= Set exercise =
From the listing below, pull each line that includes "dados".

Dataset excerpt
┄┄┄┄┄┄┄┄┄┄┄┄┄┄┄┄┄┄┄┄

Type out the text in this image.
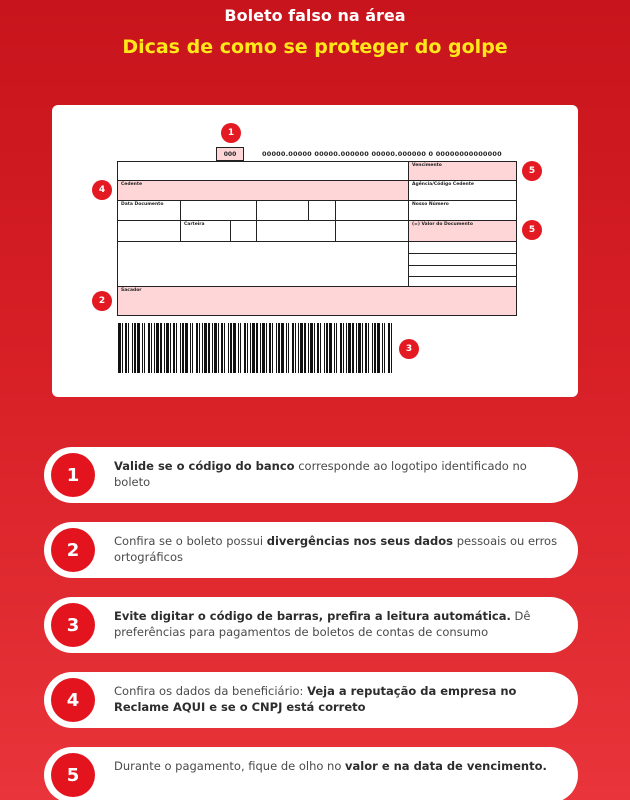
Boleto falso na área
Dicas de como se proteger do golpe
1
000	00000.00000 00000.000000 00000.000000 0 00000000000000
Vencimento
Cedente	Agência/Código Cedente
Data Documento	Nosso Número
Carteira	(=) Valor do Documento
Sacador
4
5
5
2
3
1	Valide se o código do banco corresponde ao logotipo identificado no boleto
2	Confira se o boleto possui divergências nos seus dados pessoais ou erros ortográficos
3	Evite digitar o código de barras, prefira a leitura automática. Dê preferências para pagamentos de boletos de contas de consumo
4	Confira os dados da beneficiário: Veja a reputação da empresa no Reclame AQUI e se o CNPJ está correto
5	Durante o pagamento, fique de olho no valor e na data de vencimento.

┄┄┄┄┄┄┄┄┄┄┄┄┄┄┄┄┄┄┄┄

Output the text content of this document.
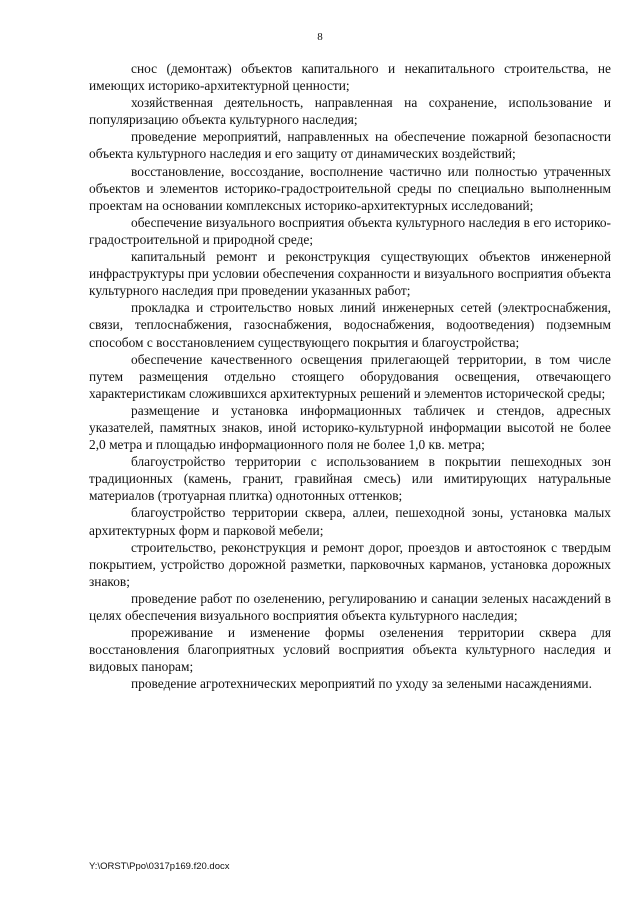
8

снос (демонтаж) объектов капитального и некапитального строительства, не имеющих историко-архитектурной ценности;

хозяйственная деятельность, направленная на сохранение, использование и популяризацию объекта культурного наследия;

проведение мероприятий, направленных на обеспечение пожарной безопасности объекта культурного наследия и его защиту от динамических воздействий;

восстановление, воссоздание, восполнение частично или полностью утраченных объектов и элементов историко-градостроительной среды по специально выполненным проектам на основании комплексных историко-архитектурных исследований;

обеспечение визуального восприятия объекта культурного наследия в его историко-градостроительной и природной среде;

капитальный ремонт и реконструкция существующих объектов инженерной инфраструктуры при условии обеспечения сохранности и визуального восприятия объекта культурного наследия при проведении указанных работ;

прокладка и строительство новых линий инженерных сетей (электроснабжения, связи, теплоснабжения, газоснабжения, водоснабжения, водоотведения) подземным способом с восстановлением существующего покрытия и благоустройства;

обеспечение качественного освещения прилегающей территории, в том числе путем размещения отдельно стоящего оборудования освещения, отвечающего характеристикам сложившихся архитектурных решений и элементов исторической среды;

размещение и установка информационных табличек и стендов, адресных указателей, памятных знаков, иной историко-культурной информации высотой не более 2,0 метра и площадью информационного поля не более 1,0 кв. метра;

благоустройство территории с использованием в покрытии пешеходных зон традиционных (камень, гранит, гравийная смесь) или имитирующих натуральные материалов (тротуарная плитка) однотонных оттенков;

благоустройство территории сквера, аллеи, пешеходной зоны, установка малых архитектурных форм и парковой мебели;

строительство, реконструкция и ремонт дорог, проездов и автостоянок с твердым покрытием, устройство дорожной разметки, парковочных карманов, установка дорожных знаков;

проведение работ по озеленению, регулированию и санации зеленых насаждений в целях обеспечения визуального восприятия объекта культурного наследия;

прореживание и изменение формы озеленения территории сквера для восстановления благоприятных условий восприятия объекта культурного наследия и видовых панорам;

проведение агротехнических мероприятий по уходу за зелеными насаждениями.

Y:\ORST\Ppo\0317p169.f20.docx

┄┄┄┄┄┄┄┄┄┄┄┄┄┄┄┄┄┄┄┄

= Task response =
2	Confira se o boleto possui divergências nos seus dados pessoais ou erros ortográficos
4	Confira os dados da beneficiário: Veja a reputação da empresa no Reclame AQUI e se o CNPJ está correto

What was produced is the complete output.